* **Materials provided**
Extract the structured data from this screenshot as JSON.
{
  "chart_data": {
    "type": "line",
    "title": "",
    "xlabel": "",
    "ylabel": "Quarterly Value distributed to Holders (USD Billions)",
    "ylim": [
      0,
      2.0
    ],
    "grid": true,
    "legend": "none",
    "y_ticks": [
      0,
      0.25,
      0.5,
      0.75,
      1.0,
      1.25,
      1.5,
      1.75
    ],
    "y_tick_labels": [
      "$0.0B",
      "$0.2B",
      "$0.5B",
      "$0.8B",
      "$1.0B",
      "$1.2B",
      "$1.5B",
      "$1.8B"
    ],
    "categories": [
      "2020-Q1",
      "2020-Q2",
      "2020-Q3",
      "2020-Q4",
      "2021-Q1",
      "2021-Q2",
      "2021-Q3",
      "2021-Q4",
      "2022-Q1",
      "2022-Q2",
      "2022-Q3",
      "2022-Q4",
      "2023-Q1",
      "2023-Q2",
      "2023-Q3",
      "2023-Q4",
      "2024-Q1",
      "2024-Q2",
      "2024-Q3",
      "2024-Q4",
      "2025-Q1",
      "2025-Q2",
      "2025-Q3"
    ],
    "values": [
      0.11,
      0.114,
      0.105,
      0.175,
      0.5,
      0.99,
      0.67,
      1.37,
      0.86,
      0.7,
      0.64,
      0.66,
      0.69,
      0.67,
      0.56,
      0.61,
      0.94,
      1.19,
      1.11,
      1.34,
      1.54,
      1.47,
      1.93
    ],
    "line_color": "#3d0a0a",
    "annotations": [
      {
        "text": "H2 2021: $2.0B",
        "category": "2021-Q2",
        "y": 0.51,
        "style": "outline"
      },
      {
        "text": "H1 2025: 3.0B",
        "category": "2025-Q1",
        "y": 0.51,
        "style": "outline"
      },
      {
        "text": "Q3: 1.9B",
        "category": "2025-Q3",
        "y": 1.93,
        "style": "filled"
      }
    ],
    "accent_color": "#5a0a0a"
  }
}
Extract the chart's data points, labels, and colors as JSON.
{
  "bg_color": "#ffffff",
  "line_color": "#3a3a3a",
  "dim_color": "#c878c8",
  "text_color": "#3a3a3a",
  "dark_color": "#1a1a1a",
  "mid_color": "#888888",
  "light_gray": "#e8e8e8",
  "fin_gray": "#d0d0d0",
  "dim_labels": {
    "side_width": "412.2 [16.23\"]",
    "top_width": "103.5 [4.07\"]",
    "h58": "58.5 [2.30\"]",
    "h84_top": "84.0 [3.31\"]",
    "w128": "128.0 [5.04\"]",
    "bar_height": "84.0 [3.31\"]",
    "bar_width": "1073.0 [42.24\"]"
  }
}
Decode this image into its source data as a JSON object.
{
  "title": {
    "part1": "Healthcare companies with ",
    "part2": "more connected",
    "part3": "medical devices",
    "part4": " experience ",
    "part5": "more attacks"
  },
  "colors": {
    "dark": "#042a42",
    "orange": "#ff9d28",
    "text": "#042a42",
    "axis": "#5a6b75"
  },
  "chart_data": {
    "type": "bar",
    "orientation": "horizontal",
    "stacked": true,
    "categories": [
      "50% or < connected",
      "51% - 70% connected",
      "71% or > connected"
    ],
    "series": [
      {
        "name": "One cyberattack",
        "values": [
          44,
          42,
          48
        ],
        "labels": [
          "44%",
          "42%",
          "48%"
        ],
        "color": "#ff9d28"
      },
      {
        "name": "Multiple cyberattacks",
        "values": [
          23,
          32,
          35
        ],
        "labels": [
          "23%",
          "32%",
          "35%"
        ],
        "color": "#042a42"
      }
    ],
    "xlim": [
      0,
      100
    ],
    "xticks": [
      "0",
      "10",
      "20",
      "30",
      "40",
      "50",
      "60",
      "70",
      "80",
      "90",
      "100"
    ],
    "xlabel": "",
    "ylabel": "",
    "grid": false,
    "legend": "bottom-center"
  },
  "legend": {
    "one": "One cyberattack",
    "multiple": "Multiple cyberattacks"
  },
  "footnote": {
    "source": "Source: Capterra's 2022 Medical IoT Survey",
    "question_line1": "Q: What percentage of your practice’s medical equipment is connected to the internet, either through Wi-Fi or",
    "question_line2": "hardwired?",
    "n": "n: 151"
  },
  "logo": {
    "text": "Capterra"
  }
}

* **Requirements**
Send back all of the entries exactly, with nothing missing.

* **Result**
Extract the structured data from this screenshot as JSON.
{
  "chart_data": {
    "type": "line",
    "title": "",
    "xlabel": "",
    "ylabel": "Quarterly Value distributed to Holders (USD Billions)",
    "ylim": [
      0,
      2.0
    ],
    "grid": true,
    "legend": "none",
    "y_ticks": [
      0,
      0.25,
      0.5,
      0.75,
      1.0,
      1.25,
      1.5,
      1.75
    ],
    "y_tick_labels": [
      "$0.0B",
      "$0.2B",
      "$0.5B",
      "$0.8B",
      "$1.0B",
      "$1.2B",
      "$1.5B",
      "$1.8B"
    ],
    "categories": [
      "2020-Q1",
      "2020-Q2",
      "2020-Q3",
      "2020-Q4",
      "2021-Q1",
      "2021-Q2",
      "2021-Q3",
      "2021-Q4",
      "2022-Q1",
      "2022-Q2",
      "2022-Q3",
      "2022-Q4",
      "2023-Q1",
      "2023-Q2",
      "2023-Q3",
      "2023-Q4",
      "2024-Q1",
      "2024-Q2",
      "2024-Q3",
      "2024-Q4",
      "2025-Q1",
      "2025-Q2",
      "2025-Q3"
    ],
    "values": [
      0.11,
      0.114,
      0.105,
      0.175,
      0.5,
      0.99,
      0.67,
      1.37,
      0.86,
      0.7,
      0.64,
      0.66,
      0.69,
      0.67,
      0.56,
      0.61,
      0.94,
      1.19,
      1.11,
      1.34,
      1.54,
      1.47,
      1.93
    ],
    "line_color": "#3d0a0a",
    "annotations": [
      {
        "text": "H2 2021: $2.0B",
        "category": "2021-Q2",
        "y": 0.51,
        "style": "outline"
      },
      {
        "text": "H1 2025: 3.0B",
        "category": "2025-Q1",
        "y": 0.51,
        "style": "outline"
      },
      {
        "text": "Q3: 1.9B",
        "category": "2025-Q3",
        "y": 1.93,
        "style": "filled"
      }
    ],
    "accent_color": "#5a0a0a"
  }
}
Extract the chart's data points, labels, and colors as JSON.
{
  "bg_color": "#ffffff",
  "line_color": "#3a3a3a",
  "dim_color": "#c878c8",
  "text_color": "#3a3a3a",
  "dark_color": "#1a1a1a",
  "mid_color": "#888888",
  "light_gray": "#e8e8e8",
  "fin_gray": "#d0d0d0",
  "dim_labels": {
    "side_width": "412.2 [16.23\"]",
    "top_width": "103.5 [4.07\"]",
    "h58": "58.5 [2.30\"]",
    "h84_top": "84.0 [3.31\"]",
    "w128": "128.0 [5.04\"]",
    "bar_height": "84.0 [3.31\"]",
    "bar_width": "1073.0 [42.24\"]"
  }
}
Decode this image into its source data as a JSON object.
{
  "title": {
    "part1": "Healthcare companies with ",
    "part2": "more connected",
    "part3": "medical devices",
    "part4": " experience ",
    "part5": "more attacks"
  },
  "colors": {
    "dark": "#042a42",
    "orange": "#ff9d28",
    "text": "#042a42",
    "axis": "#5a6b75"
  },
  "chart_data": {
    "type": "bar",
    "orientation": "horizontal",
    "stacked": true,
    "categories": [
      "50% or < connected",
      "51% - 70% connected",
      "71% or > connected"
    ],
    "series": [
      {
        "name": "One cyberattack",
        "values": [
          44,
          42,
          48
        ],
        "labels": [
          "44%",
          "42%",
          "48%"
        ],
        "color": "#ff9d28"
      },
      {
        "name": "Multiple cyberattacks",
        "values": [
          23,
          32,
          35
        ],
        "labels": [
          "23%",
          "32%",
          "35%"
        ],
        "color": "#042a42"
      }
    ],
    "xlim": [
      0,
      100
    ],
    "xticks": [
      "0",
      "10",
      "20",
      "30",
      "40",
      "50",
      "60",
      "70",
      "80",
      "90",
      "100"
    ],
    "xlabel": "",
    "ylabel": "",
    "grid": false,
    "legend": "bottom-center"
  },
  "legend": {
    "one": "One cyberattack",
    "multiple": "Multiple cyberattacks"
  },
  "footnote": {
    "source": "Source: Capterra's 2022 Medical IoT Survey",
    "question_line1": "Q: What percentage of your practice’s medical equipment is connected to the internet, either through Wi-Fi or",
    "question_line2": "hardwired?",
    "n": "n: 151"
  },
  "logo": {
    "text": "Capterra"
  }
}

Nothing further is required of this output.